• [The request]: Using the data below, gather each line that includes the word "Temperature".

• [Records to use]:
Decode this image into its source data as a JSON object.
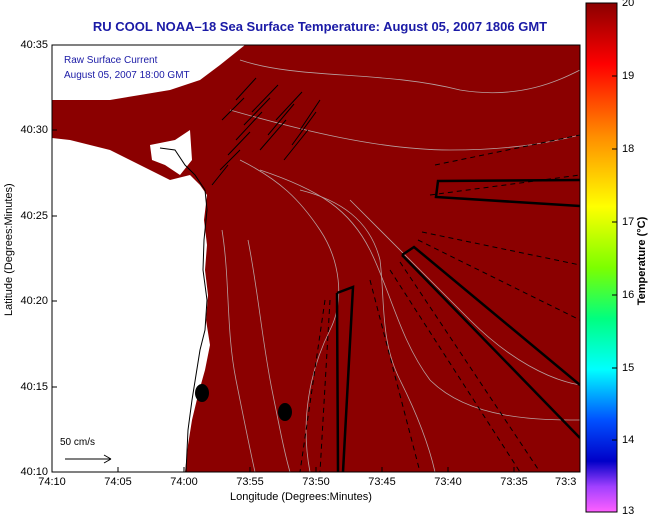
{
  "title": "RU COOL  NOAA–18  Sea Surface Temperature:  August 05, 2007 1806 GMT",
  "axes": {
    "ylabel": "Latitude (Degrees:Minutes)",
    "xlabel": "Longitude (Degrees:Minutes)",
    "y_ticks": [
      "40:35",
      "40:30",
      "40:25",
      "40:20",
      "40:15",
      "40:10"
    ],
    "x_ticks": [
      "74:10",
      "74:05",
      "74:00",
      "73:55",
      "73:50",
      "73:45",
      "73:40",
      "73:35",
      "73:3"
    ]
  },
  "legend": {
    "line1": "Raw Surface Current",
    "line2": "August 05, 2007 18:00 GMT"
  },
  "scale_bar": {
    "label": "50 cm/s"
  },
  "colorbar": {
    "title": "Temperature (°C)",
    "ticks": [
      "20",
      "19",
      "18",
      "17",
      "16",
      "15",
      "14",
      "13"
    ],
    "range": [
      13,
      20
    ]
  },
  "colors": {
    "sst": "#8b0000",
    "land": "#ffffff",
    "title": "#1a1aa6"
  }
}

...

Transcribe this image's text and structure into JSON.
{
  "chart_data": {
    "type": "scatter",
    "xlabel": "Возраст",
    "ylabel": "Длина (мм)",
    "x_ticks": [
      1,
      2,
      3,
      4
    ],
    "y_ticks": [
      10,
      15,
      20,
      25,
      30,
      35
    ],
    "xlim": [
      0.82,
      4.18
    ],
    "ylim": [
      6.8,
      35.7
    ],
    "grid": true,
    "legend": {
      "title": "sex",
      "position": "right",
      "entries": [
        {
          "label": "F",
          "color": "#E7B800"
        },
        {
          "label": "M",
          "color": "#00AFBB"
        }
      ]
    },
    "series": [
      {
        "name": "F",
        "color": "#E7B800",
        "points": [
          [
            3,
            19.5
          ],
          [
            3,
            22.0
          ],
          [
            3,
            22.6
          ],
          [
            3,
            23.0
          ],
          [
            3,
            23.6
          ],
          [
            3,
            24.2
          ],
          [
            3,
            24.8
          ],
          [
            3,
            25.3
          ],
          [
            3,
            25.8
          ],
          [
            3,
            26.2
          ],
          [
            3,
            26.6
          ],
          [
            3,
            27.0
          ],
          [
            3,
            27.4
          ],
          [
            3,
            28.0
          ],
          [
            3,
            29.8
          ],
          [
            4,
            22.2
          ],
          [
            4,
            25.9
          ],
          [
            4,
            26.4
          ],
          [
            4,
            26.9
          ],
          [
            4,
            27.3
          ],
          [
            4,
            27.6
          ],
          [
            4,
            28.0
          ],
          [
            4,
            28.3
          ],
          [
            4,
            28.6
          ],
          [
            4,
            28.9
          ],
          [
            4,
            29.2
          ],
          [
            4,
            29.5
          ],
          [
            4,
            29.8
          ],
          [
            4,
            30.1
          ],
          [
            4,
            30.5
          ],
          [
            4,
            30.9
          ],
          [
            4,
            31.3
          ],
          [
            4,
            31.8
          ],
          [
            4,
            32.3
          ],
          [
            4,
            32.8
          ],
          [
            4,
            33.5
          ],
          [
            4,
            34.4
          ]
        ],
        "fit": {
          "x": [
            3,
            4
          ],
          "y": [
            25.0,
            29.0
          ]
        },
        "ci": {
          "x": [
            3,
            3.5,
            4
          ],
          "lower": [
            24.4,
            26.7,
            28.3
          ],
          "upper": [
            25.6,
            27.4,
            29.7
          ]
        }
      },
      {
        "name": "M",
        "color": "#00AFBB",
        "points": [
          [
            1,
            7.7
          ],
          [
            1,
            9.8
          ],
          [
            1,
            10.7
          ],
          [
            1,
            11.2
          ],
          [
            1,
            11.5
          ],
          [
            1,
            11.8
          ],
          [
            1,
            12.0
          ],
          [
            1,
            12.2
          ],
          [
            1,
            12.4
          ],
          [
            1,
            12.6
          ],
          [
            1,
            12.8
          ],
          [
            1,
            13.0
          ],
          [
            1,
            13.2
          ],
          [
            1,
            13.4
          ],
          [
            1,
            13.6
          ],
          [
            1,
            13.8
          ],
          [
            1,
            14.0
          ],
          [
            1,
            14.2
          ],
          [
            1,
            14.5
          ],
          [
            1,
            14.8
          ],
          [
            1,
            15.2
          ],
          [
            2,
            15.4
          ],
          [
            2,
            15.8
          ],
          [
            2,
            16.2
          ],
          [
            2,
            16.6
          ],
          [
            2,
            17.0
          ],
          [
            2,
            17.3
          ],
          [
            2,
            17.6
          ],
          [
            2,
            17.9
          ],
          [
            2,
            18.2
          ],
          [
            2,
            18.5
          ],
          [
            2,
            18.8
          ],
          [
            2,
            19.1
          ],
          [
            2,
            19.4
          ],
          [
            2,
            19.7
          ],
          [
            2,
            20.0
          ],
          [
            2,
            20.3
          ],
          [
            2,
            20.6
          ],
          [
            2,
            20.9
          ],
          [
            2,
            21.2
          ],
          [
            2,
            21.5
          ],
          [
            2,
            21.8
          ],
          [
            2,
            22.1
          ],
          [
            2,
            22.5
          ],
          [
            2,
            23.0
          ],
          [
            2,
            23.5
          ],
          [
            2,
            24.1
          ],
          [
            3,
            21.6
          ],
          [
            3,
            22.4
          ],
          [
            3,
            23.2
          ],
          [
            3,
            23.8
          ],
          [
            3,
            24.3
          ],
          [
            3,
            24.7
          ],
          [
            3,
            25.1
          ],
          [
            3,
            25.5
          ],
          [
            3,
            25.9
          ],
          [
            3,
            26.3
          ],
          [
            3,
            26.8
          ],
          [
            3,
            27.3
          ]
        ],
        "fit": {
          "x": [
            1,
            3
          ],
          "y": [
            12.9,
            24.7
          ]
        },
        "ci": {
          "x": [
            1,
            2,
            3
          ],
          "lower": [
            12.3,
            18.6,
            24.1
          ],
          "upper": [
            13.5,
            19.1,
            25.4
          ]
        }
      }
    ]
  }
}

• [Exercise result]:
  "title": "RU COOL  NOAA–18  Sea Surface Temperature:  August 05, 2007 1806 GMT",
    "title": "Temperature (°C)",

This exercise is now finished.